▶ _Aim of the task_
Convert the items below, from the first line up to and including the line containing "1229, 672, 1373]", into a numbered list, leaving out any blank lines.

Boxed element entries
####################
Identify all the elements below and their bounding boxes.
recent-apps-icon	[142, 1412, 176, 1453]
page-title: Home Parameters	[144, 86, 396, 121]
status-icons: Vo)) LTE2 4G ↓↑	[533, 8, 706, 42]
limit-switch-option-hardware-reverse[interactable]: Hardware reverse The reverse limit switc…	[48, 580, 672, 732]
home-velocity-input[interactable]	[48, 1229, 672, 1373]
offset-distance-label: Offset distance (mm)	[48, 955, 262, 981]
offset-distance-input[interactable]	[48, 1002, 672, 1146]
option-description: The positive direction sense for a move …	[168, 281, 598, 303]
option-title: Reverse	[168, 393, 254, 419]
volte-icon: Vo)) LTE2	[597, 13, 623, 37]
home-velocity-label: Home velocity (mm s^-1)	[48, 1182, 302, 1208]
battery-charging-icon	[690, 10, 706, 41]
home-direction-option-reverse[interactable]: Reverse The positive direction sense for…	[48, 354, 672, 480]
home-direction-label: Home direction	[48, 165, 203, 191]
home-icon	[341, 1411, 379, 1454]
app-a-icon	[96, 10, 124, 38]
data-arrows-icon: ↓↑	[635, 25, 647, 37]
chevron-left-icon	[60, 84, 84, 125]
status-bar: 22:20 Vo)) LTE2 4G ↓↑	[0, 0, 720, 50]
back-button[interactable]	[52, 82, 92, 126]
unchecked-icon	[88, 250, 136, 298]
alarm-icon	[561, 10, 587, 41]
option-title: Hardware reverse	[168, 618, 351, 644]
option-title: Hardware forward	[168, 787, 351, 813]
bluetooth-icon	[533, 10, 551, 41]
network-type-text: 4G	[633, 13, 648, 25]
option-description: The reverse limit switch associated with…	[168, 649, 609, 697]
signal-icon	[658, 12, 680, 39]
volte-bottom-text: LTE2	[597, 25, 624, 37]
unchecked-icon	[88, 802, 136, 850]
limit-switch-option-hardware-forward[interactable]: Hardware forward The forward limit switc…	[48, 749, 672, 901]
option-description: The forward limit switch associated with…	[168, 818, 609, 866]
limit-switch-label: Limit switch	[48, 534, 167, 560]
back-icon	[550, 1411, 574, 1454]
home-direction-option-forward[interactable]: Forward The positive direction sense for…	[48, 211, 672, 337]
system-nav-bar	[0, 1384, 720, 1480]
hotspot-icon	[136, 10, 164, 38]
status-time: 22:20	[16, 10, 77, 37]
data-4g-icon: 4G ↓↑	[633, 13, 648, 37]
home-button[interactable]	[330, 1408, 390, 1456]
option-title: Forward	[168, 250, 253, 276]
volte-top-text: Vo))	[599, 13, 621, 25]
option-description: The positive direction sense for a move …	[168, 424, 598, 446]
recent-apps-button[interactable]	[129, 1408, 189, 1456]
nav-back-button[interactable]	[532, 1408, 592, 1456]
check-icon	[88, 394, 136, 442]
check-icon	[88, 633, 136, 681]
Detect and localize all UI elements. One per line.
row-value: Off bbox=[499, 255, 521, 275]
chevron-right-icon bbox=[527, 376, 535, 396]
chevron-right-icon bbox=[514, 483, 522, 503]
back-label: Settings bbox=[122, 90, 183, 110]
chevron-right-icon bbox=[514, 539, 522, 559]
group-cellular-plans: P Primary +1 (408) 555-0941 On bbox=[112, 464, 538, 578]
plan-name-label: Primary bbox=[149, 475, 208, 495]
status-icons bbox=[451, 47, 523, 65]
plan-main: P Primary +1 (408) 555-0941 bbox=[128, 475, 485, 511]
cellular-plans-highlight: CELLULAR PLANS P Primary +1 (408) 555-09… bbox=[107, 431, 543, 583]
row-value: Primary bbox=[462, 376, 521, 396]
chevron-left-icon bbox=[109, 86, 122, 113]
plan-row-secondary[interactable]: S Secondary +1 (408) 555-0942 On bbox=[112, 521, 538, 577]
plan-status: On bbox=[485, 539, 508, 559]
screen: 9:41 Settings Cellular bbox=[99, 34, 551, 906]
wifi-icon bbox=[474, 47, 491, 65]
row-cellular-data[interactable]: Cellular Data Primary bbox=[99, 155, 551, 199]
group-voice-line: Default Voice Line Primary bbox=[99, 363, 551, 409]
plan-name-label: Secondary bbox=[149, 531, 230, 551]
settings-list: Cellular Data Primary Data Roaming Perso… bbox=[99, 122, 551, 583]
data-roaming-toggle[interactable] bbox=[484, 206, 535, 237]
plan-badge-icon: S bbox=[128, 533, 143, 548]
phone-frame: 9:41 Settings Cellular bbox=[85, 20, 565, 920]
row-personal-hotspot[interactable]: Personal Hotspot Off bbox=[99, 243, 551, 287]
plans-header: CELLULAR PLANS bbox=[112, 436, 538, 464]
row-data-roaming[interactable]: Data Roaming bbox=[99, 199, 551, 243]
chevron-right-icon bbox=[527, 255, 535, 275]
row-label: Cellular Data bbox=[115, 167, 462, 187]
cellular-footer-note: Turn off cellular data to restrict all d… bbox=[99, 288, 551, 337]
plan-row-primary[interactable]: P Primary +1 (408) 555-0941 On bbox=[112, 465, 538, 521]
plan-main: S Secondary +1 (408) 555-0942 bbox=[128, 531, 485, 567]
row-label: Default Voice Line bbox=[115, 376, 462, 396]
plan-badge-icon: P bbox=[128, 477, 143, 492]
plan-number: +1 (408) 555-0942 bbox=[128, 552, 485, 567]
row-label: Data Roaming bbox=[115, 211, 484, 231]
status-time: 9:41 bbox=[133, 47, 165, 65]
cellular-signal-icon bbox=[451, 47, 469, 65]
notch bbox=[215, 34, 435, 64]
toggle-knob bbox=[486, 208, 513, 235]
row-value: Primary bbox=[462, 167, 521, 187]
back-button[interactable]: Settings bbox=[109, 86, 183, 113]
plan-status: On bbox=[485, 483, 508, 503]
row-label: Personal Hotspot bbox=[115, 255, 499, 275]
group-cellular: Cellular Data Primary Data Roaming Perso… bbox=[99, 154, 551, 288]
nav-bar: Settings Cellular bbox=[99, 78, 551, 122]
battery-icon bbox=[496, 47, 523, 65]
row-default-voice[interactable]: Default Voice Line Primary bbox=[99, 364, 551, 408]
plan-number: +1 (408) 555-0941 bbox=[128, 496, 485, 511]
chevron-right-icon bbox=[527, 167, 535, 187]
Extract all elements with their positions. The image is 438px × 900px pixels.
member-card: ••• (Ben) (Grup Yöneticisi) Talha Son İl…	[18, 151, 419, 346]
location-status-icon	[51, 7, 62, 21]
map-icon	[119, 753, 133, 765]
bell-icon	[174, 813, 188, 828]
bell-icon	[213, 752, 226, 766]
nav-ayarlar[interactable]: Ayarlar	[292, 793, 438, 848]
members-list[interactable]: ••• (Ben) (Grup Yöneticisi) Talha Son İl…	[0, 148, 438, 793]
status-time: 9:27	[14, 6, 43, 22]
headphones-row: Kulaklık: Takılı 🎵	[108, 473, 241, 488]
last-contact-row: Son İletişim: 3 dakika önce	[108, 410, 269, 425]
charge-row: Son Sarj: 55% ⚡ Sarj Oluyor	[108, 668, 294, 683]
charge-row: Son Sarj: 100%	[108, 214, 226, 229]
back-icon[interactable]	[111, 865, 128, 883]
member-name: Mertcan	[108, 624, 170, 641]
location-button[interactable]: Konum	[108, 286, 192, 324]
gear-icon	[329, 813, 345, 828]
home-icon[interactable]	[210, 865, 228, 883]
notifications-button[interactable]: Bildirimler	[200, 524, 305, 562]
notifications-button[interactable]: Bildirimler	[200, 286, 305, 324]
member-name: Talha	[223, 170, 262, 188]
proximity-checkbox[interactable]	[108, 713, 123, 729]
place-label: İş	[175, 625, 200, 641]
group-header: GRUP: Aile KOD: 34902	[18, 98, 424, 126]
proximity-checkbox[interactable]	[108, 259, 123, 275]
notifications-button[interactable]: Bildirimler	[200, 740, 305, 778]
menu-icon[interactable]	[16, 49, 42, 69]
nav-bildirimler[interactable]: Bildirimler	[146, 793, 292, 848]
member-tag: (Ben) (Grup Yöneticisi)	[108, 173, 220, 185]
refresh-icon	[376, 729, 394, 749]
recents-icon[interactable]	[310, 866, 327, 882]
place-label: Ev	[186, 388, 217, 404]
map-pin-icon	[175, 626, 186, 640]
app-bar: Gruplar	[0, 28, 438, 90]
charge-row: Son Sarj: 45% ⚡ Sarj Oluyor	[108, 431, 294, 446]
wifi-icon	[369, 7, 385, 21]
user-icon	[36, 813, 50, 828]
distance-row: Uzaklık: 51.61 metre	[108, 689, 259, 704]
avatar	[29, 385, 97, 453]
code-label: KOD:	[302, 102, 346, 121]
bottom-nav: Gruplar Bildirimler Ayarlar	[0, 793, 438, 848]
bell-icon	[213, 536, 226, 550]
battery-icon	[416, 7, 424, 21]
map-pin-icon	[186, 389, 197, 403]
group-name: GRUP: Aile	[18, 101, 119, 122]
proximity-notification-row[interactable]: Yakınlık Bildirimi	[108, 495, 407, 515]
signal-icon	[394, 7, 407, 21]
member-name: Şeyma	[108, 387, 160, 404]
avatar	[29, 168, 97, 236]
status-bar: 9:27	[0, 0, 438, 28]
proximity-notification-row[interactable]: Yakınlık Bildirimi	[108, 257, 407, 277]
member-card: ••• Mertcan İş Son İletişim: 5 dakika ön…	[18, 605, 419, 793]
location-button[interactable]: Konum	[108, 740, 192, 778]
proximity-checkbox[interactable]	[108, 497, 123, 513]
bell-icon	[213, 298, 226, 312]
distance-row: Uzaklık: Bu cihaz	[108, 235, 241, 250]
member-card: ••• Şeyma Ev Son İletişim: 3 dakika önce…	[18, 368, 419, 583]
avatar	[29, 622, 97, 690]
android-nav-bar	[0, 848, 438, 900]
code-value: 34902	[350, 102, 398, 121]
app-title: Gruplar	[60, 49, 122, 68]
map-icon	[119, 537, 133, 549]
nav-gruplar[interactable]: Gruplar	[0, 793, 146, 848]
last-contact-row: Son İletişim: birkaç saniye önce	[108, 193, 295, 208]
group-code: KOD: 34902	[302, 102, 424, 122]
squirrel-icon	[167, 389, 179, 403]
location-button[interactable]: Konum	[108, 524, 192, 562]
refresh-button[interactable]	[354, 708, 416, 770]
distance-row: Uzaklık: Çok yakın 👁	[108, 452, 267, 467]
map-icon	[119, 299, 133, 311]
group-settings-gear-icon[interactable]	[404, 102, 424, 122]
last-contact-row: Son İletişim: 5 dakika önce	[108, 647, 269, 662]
####################
▶ _Problem solution_
1. Identify all the elements below and their bounding boxes.
2. recent-apps-icon	[142, 1412, 176, 1453]
3. page-title: Home Parameters	[144, 86, 396, 121]
4. status-icons: Vo)) LTE2 4G ↓↑	[533, 8, 706, 42]
5. limit-switch-option-hardware-reverse[interactable]: Hardware reverse The reverse limit switc…	[48, 580, 672, 732]
6. home-velocity-input[interactable]	[48, 1229, 672, 1373]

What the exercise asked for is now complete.